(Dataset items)
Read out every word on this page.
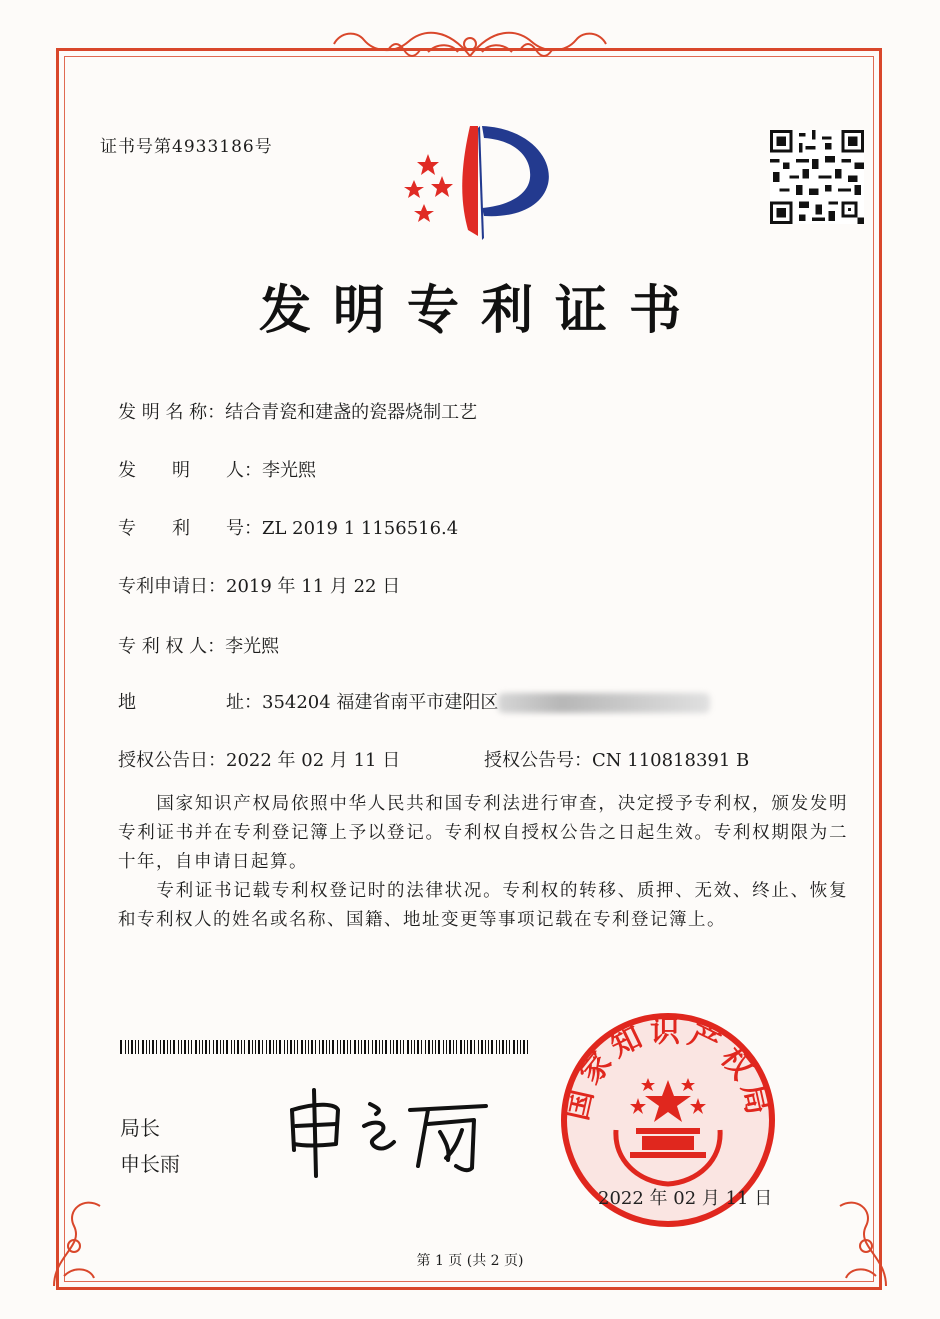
证书号第4933186号
发明专利证书
发 明 名 称：结合青瓷和建盏的瓷器烧制工艺
发　　明　　人：李光熙
专　　利　　号：ZL 2019 1 1156516.4
专利申请日：2019 年 11 月 22 日
专 利 权 人：李光熙
地　　　　　址：354204 福建省南平市建阳区
授权公告日：2022 年 02 月 11 日	授权公告号：CN 110818391 B
　　国家知识产权局依照中华人民共和国专利法进行审查，决定授予专利权，颁发发明专利证书并在专利登记簿上予以登记。专利权自授权公告之日起生效。专利权期限为二十年，自申请日起算。
　　专利证书记载专利权登记时的法律状况。专利权的转移、质押、无效、终止、恢复和专利权人的姓名或名称、国籍、地址变更等事项记载在专利登记簿上。
局长
申长雨
国家知识产权局
2022 年 02 月 11 日
第 1 页 (共 2 页)
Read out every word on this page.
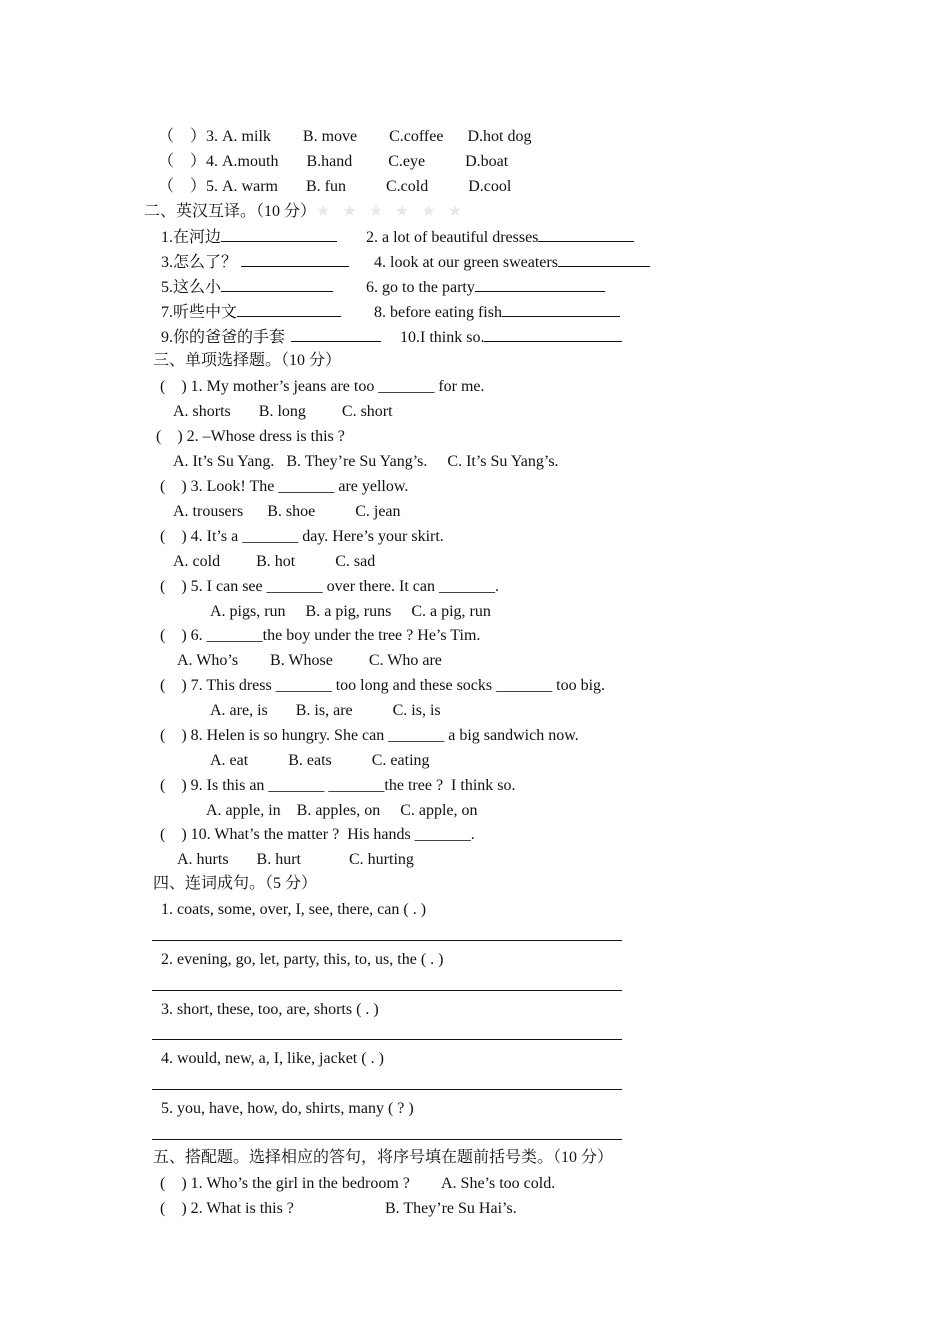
（    ）3. A. milk        B. move        C.coffee      D.hot dog
（    ）4. A.mouth       B.hand         C.eye          D.boat
（    ）5. A. warm       B. fun          C.cold          D.cool
二、英汉互译。（10 分）★ ★ ★ ★ ★ ★
1.在河边	2. a lot of beautiful dresses
3.怎么了？	4. look at our green sweaters
5.这么小	6. go to the party
7.听些中文	8. before eating fish
9.你的爸爸的手套	10.I think so.
三、单项选择题。（10 分）
(    ) 1. My mother’s jeans are too _______ for me.
A. shorts       B. long         C. short
(    ) 2. –Whose dress is this ?
A. It’s Su Yang.   B. They’re Su Yang’s.     C. It’s Su Yang’s.
(    ) 3. Look! The _______ are yellow.
A. trousers      B. shoe          C. jean
(    ) 4. It’s a _______ day. Here’s your skirt.
A. cold         B. hot          C. sad
(    ) 5. I can see _______ over there. It can _______.
A. pigs, run     B. a pig, runs     C. a pig, run
(    ) 6. _______the boy under the tree ? He’s Tim.
A. Who’s        B. Whose         C. Who are
(    ) 7. This dress _______ too long and these socks _______ too big.
A. are, is       B. is, are          C. is, is
(    ) 8. Helen is so hungry. She can _______ a big sandwich now.
A. eat          B. eats          C. eating
(    ) 9. Is this an _______ _______the tree ?  I think so.
A. apple, in    B. apples, on     C. apple, on
(    ) 10. What’s the matter ?  His hands _______.
A. hurts       B. hurt            C. hurting
四、连词成句。（5 分）
1. coats, some, over, I, see, there, can ( . )
2. evening, go, let, party, this, to, us, the ( . )
3. short, these, too, are, shorts ( . )
4. would, new, a, I, like, jacket ( . )
5. you, have, how, do, shirts, many ( ? )
五、搭配题。选择相应的答句，将序号填在题前括号类。（10 分）
(    ) 1. Who’s the girl in the bedroom ? A. She’s too cold.
(    ) 2. What is this ?	B. They’re Su Hai’s.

■ WRITTEN INSTRUCTION ■
Copy all lines of the listing above that contain the string "Whose".

■ TASK ANSWER ■
(    ) 2. –Whose dress is this ?
A. Who’s        B. Whose         C. Who are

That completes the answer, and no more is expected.